_EXERCISE:_
Search the records for "duplexer" and copy each line that holds it.

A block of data
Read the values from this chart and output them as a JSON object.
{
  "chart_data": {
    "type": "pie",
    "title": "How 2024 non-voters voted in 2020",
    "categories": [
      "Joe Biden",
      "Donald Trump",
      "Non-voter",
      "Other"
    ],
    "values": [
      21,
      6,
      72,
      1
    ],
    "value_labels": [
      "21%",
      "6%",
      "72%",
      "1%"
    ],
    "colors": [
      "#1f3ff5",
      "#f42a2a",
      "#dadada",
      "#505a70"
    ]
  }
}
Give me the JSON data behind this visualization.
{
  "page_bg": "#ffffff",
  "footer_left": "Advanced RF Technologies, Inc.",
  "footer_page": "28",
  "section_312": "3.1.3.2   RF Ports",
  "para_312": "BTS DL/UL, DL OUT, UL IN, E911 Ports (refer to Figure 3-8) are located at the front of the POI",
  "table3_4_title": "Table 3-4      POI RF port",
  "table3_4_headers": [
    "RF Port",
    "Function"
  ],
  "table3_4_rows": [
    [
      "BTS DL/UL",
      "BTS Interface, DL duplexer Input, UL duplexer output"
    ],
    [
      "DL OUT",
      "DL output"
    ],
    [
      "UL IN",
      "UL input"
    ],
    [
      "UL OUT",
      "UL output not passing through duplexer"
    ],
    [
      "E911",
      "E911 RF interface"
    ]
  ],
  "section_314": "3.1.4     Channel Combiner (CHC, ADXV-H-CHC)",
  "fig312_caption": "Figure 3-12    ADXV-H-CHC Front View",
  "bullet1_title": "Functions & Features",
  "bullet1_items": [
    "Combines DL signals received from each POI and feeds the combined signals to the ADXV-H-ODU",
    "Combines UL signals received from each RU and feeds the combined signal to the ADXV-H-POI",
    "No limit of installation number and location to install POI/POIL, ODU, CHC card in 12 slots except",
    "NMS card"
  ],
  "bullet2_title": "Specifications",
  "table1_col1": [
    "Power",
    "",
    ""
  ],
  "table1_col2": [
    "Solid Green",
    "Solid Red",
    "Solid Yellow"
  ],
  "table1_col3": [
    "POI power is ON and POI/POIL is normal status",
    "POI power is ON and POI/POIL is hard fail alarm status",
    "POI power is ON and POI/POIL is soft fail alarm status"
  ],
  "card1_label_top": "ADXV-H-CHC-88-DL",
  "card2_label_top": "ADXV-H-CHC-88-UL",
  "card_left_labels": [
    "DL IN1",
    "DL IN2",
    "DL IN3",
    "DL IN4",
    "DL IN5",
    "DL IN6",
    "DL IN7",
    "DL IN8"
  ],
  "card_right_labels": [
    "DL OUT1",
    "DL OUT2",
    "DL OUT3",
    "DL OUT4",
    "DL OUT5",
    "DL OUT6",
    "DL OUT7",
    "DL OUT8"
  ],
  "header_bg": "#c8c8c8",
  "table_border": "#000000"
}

_SOLUTION FOR THIS TASK:_
      "BTS Interface, DL duplexer Input, UL duplexer output"
      "UL output not passing through duplexer"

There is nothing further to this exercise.